### WRITTEN PROBLEM
Lines containing the word "Inserisci" need to be counted. Please reply with how many there are, and nothing else.

### GIVEN INFORMATION
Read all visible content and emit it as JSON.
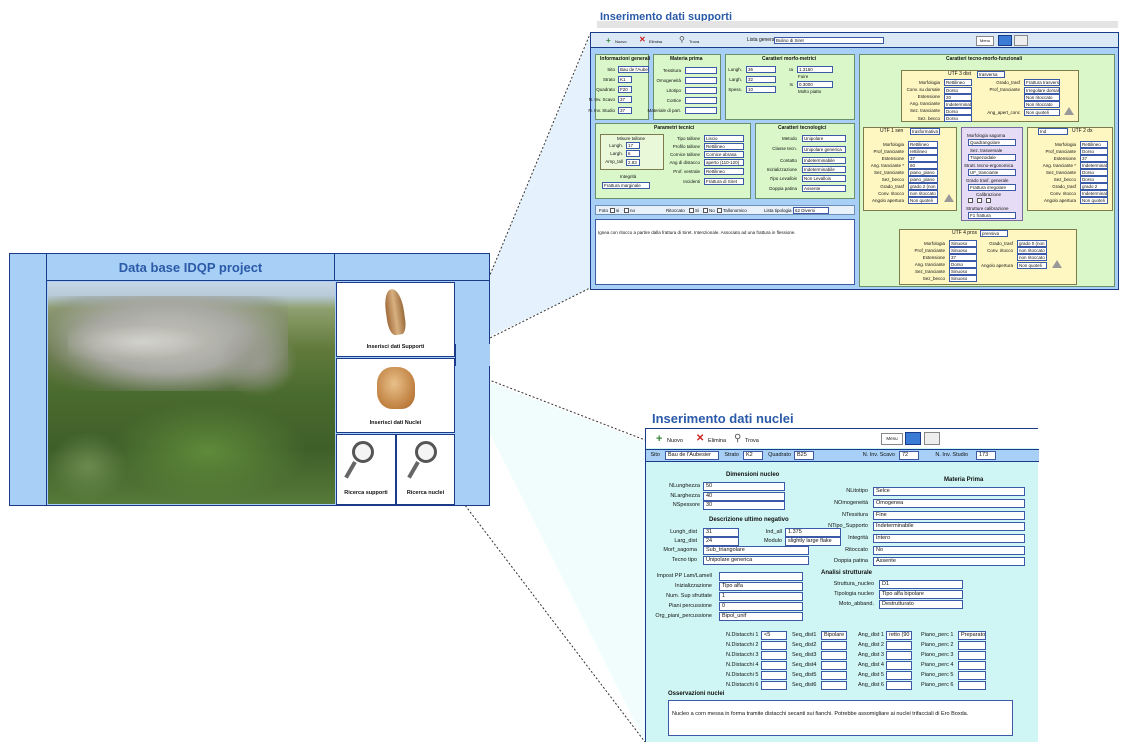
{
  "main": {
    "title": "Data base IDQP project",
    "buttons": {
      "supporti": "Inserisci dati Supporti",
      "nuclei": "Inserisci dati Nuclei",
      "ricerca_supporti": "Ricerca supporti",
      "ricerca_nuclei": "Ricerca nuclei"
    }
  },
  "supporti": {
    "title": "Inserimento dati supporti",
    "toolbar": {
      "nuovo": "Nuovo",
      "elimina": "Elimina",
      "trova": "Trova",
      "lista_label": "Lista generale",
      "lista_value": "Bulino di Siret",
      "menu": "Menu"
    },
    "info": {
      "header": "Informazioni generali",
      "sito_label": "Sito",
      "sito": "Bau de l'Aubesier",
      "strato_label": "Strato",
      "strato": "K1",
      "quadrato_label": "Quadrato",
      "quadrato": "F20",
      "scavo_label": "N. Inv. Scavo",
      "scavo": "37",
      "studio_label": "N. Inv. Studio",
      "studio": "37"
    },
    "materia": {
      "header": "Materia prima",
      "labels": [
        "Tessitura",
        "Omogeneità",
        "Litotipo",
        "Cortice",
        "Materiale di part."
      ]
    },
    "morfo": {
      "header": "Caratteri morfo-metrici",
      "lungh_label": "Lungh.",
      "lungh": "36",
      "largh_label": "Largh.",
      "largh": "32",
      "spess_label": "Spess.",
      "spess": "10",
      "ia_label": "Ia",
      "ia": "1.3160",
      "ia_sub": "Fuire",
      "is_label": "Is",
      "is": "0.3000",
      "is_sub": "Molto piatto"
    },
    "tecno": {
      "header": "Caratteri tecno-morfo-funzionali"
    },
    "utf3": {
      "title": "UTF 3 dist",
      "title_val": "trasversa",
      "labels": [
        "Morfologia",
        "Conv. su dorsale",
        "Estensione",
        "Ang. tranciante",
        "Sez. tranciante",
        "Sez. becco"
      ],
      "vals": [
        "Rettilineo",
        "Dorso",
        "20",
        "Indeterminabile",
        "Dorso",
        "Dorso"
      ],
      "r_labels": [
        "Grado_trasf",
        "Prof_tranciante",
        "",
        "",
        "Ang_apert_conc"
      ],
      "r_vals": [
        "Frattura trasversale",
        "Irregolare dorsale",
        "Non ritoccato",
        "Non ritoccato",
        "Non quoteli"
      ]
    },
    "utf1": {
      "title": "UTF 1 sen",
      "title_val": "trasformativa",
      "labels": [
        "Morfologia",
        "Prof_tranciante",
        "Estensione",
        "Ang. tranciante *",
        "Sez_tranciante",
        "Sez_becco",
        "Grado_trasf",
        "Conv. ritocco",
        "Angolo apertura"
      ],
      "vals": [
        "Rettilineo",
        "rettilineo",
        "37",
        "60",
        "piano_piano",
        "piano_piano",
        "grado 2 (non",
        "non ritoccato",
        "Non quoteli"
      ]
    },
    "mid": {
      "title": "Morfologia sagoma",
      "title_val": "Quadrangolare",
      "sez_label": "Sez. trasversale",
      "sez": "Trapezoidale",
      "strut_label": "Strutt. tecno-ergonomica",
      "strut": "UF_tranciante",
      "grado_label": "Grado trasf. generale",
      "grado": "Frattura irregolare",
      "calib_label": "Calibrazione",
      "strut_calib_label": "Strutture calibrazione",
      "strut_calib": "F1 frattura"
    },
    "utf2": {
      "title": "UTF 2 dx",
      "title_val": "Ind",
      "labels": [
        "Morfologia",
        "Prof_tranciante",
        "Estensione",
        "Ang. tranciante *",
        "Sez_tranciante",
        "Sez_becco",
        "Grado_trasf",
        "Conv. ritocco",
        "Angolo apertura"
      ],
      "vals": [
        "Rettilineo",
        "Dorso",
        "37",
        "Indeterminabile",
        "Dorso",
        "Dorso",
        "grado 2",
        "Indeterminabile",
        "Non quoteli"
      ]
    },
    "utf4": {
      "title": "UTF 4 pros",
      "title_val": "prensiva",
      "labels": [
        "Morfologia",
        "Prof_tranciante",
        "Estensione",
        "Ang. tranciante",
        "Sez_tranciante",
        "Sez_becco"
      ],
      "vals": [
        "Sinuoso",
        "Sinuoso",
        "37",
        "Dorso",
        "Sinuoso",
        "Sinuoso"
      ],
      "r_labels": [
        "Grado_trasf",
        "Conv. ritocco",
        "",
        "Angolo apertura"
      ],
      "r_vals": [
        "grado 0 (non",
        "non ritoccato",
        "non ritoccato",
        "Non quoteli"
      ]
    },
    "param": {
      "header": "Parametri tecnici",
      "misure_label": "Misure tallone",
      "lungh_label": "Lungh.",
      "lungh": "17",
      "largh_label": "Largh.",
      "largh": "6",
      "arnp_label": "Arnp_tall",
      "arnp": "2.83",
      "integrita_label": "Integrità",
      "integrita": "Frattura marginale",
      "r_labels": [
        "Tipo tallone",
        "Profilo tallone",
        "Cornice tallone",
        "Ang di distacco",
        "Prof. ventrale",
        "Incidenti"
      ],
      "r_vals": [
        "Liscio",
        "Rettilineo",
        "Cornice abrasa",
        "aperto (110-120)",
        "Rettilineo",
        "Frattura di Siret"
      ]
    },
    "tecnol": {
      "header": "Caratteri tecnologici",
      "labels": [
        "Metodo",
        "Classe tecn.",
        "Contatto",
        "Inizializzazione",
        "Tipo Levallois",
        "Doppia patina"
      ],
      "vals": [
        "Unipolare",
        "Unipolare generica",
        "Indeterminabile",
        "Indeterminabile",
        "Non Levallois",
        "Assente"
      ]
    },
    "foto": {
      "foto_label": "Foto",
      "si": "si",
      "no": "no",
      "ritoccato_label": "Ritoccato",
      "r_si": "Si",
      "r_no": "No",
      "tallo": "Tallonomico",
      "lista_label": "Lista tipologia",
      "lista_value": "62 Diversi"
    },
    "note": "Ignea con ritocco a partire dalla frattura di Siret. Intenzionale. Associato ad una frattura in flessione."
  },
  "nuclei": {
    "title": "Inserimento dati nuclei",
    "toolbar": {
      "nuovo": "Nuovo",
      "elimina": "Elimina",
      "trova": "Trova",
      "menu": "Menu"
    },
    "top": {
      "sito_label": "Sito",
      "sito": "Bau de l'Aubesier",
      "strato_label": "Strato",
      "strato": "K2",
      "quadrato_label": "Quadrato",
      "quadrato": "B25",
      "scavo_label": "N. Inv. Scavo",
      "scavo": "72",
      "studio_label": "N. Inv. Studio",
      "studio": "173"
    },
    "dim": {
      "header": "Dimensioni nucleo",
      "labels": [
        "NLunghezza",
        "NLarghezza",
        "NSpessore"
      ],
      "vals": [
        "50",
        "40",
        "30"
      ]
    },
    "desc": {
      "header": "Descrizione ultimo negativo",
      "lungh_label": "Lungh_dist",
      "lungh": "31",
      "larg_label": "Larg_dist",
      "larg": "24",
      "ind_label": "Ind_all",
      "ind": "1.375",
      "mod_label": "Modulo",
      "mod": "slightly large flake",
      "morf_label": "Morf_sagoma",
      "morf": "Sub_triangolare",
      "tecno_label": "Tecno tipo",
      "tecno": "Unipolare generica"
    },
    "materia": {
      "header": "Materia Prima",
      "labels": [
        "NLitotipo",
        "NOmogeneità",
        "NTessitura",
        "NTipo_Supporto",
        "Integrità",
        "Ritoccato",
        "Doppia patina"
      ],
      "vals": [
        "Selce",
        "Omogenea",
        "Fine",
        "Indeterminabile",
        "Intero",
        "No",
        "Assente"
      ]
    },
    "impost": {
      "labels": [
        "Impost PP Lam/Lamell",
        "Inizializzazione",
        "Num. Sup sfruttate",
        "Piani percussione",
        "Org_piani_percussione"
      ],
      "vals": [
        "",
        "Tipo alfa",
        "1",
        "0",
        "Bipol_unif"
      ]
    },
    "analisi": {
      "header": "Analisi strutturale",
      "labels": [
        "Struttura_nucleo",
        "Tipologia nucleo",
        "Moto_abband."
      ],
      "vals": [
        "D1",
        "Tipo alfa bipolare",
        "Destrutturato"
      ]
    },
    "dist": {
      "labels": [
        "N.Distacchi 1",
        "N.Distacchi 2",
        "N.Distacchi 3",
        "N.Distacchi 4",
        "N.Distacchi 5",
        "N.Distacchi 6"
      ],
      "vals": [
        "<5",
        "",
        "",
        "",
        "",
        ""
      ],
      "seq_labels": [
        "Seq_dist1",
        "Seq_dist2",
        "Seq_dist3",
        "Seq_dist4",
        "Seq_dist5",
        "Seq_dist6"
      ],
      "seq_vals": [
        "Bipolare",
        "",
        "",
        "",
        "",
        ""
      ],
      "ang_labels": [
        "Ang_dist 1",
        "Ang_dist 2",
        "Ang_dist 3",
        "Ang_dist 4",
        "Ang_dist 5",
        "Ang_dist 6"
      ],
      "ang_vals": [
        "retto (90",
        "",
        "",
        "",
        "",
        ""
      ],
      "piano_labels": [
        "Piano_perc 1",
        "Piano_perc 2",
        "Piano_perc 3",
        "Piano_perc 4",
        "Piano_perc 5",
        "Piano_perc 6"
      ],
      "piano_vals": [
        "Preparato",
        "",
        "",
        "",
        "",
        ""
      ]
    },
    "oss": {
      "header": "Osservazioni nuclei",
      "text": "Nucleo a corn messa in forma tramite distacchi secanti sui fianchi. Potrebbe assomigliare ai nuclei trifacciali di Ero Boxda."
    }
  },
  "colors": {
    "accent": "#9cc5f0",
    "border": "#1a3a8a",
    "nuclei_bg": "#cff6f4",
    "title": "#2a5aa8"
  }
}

### RESULT
2